> What the exercise asks:
Output the entries below exactly as written, omitting pictures.

---+---

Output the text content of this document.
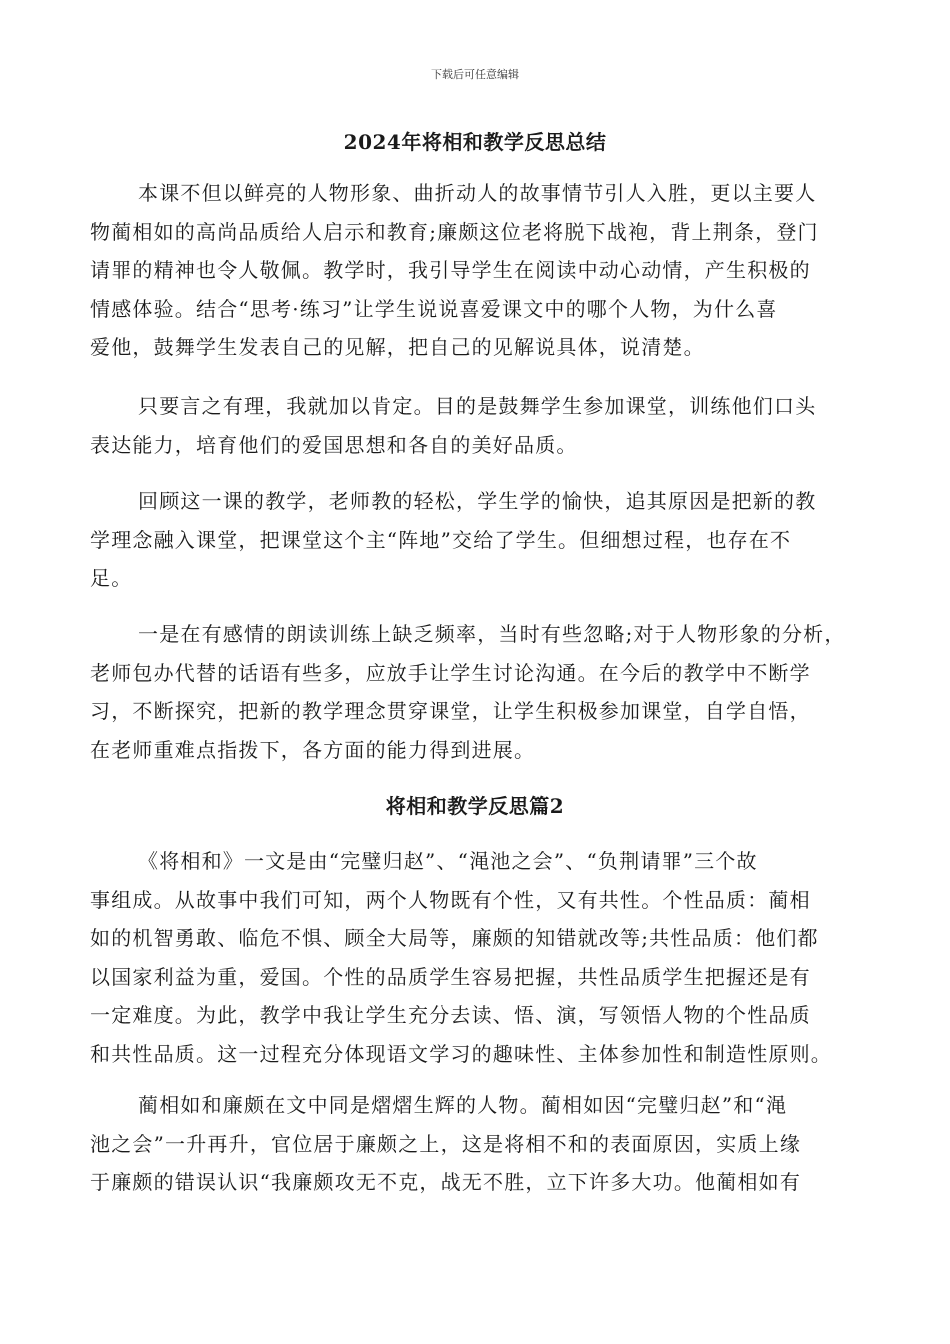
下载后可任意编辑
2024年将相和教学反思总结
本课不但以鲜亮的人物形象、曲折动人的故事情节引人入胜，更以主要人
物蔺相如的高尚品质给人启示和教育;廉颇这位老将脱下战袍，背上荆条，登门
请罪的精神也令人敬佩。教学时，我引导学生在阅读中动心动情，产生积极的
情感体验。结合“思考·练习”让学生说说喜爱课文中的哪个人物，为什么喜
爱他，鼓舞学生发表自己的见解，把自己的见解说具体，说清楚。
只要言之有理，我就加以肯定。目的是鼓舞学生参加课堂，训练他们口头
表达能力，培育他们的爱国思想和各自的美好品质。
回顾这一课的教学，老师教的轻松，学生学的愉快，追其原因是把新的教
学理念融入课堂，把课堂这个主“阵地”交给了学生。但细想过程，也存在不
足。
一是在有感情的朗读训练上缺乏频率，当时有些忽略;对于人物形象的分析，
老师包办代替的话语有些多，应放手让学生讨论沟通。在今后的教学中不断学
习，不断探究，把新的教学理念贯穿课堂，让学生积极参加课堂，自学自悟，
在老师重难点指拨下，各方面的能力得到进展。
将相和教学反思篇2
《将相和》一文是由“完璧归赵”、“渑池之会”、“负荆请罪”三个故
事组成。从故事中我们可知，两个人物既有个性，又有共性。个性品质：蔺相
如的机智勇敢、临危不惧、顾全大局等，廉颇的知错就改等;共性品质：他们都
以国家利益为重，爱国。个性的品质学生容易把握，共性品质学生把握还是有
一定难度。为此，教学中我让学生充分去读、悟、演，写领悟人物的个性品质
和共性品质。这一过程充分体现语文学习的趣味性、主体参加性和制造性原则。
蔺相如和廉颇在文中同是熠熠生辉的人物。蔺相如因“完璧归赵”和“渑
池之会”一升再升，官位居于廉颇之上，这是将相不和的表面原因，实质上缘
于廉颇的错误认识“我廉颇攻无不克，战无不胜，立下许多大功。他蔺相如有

---+---

> Final result:
Output the text content of this document.
下载后可任意编辑
2024年将相和教学反思总结
本课不但以鲜亮的人物形象、曲折动人的故事情节引人入胜，更以主要人
物蔺相如的高尚品质给人启示和教育;廉颇这位老将脱下战袍，背上荆条，登门
请罪的精神也令人敬佩。教学时，我引导学生在阅读中动心动情，产生积极的
情感体验。结合“思考·练习”让学生说说喜爱课文中的哪个人物，为什么喜
爱他，鼓舞学生发表自己的见解，把自己的见解说具体，说清楚。
只要言之有理，我就加以肯定。目的是鼓舞学生参加课堂，训练他们口头
表达能力，培育他们的爱国思想和各自的美好品质。
回顾这一课的教学，老师教的轻松，学生学的愉快，追其原因是把新的教
学理念融入课堂，把课堂这个主“阵地”交给了学生。但细想过程，也存在不
足。
一是在有感情的朗读训练上缺乏频率，当时有些忽略;对于人物形象的分析，
老师包办代替的话语有些多，应放手让学生讨论沟通。在今后的教学中不断学
习，不断探究，把新的教学理念贯穿课堂，让学生积极参加课堂，自学自悟，
在老师重难点指拨下，各方面的能力得到进展。
将相和教学反思篇2
《将相和》一文是由“完璧归赵”、“渑池之会”、“负荆请罪”三个故
事组成。从故事中我们可知，两个人物既有个性，又有共性。个性品质：蔺相
如的机智勇敢、临危不惧、顾全大局等，廉颇的知错就改等;共性品质：他们都
以国家利益为重，爱国。个性的品质学生容易把握，共性品质学生把握还是有
一定难度。为此，教学中我让学生充分去读、悟、演，写领悟人物的个性品质
和共性品质。这一过程充分体现语文学习的趣味性、主体参加性和制造性原则。
蔺相如和廉颇在文中同是熠熠生辉的人物。蔺相如因“完璧归赵”和“渑
池之会”一升再升，官位居于廉颇之上，这是将相不和的表面原因，实质上缘
于廉颇的错误认识“我廉颇攻无不克，战无不胜，立下许多大功。他蔺相如有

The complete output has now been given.